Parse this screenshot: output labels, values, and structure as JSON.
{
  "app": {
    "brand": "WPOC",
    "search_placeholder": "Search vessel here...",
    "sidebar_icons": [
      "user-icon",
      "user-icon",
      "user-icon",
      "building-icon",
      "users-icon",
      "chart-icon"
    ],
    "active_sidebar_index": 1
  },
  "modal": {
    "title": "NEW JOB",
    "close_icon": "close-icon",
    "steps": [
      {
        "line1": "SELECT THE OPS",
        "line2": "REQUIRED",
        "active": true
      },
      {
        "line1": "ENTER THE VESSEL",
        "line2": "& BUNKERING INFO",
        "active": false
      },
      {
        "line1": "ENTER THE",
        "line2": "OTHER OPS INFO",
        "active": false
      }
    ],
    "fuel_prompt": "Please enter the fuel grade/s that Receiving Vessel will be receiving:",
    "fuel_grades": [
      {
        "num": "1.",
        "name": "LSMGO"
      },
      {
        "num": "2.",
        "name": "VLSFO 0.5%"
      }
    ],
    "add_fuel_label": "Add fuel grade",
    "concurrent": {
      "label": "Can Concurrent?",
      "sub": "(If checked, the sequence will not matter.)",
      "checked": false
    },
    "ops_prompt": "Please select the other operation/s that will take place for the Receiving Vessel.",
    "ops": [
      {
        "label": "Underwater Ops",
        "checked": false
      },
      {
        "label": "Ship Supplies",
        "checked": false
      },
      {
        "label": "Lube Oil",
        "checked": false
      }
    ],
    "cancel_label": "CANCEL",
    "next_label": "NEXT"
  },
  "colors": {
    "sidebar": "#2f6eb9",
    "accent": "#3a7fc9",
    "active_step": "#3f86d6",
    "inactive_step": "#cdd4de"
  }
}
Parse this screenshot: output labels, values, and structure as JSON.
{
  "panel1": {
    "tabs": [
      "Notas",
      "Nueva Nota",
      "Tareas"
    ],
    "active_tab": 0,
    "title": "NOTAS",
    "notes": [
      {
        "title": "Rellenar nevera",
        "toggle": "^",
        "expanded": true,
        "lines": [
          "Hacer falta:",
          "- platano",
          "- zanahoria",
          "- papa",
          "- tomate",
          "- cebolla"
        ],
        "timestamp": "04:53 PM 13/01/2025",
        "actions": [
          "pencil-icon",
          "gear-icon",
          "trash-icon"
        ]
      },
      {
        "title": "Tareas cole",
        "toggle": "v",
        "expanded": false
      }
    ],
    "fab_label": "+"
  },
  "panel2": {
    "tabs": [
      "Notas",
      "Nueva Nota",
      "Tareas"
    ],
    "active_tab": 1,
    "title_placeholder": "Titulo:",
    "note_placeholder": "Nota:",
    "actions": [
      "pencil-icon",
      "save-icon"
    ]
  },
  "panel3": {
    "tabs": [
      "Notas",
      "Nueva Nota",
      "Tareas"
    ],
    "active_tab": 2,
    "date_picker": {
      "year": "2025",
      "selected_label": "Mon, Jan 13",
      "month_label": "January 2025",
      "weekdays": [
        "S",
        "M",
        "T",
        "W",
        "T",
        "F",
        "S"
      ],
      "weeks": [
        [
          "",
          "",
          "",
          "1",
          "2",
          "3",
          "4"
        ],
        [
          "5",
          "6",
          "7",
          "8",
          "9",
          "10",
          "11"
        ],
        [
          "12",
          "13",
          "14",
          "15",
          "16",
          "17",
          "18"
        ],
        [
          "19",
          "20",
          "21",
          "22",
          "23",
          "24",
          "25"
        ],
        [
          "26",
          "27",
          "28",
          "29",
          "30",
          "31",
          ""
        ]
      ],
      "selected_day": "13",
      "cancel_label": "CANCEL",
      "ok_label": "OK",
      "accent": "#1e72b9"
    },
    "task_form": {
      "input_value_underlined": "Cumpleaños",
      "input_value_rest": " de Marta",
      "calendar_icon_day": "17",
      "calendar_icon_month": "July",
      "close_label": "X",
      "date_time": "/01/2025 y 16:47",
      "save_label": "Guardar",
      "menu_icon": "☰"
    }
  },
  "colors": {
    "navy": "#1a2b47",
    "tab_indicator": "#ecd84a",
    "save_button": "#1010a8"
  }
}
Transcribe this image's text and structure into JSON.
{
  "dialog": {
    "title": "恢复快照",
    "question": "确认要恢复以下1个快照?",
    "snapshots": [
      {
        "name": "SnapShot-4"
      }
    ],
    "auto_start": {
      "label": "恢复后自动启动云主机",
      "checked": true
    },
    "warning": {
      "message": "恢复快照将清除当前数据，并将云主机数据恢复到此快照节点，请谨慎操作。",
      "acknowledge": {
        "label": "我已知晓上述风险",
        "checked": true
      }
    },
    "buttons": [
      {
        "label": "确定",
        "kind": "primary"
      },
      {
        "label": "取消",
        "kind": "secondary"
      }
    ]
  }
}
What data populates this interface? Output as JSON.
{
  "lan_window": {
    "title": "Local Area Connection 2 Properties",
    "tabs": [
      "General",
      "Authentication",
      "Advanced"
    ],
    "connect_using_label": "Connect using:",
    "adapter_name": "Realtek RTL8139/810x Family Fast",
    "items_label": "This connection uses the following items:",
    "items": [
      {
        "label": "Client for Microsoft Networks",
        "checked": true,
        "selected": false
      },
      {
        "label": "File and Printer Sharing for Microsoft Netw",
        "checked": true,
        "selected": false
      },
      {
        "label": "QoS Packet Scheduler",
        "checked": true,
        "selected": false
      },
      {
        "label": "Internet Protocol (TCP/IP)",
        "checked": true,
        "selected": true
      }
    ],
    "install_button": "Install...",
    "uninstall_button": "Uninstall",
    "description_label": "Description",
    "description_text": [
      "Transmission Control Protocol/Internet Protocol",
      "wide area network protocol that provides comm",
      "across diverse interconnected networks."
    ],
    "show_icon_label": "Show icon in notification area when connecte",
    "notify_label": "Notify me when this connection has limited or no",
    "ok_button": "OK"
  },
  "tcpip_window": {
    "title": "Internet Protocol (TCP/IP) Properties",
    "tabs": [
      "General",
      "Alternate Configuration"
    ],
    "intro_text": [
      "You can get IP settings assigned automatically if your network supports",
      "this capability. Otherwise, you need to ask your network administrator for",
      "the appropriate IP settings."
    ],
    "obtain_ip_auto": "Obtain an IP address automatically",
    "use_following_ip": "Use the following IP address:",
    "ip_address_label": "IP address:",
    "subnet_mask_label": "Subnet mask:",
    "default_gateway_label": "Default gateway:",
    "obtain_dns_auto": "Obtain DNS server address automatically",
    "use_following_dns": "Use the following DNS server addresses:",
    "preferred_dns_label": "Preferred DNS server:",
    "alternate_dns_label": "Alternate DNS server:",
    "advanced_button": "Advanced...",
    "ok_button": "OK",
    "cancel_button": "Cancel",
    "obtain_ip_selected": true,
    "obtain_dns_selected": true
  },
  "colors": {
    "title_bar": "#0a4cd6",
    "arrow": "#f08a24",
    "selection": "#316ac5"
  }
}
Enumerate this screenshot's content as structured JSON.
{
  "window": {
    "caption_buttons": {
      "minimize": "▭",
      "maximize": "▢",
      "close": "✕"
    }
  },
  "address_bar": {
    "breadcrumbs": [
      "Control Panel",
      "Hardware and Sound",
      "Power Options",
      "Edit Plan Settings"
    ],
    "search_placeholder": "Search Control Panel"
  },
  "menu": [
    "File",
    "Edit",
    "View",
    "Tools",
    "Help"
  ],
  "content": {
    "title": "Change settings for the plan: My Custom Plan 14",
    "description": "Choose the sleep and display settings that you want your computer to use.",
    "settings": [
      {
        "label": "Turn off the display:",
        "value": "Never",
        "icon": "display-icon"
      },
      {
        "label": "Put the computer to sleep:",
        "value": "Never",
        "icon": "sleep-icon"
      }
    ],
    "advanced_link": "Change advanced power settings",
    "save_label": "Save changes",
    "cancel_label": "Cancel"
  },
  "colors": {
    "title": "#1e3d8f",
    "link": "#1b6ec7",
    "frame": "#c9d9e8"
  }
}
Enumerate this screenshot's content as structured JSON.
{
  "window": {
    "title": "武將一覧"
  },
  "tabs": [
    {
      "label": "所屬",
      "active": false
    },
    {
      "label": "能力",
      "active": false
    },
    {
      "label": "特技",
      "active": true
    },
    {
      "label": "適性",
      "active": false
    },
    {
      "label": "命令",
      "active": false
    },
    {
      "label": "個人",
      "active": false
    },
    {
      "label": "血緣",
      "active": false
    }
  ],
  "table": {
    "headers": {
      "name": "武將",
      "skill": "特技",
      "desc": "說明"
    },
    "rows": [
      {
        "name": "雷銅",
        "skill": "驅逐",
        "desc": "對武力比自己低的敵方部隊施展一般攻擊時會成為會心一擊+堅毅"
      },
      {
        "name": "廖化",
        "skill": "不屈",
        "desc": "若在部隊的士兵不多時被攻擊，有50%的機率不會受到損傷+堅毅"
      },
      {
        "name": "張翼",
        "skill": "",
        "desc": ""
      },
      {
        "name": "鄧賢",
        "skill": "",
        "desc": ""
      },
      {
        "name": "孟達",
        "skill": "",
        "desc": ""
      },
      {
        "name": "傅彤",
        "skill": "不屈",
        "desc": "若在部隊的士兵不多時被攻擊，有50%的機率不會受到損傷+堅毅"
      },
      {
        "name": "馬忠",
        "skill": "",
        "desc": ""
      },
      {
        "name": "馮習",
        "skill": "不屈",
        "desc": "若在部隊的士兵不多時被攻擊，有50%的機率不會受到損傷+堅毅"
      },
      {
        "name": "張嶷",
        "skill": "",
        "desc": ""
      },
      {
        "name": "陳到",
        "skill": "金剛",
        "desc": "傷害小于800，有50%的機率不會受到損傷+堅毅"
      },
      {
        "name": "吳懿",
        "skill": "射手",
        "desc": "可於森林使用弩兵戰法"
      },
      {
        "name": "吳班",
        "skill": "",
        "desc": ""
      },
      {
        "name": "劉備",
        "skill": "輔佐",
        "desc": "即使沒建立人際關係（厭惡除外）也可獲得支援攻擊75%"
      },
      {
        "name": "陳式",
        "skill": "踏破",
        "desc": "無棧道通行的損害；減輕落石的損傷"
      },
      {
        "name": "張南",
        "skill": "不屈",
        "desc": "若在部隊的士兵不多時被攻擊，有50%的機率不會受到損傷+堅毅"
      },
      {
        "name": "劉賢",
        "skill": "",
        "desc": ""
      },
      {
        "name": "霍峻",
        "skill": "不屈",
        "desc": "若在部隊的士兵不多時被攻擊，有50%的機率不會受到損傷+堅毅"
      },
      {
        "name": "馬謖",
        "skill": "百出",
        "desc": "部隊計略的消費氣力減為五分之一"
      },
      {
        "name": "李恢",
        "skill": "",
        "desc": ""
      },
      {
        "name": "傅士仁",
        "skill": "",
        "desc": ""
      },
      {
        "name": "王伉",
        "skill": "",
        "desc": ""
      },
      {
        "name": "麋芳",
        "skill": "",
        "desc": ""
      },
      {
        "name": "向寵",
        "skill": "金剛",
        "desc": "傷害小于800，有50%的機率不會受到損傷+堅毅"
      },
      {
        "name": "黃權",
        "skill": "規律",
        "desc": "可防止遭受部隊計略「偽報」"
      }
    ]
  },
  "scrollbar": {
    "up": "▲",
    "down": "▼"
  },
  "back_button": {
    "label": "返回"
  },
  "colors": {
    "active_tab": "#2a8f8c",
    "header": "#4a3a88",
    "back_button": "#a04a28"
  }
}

........

## Instructions to follow
Copy out every line in the entries above that holds "automatically".

## Complete output
      "You can get IP settings assigned automatically if your network supports",
    "obtain_ip_auto": "Obtain an IP address automatically",
    "obtain_dns_auto": "Obtain DNS server address automatically",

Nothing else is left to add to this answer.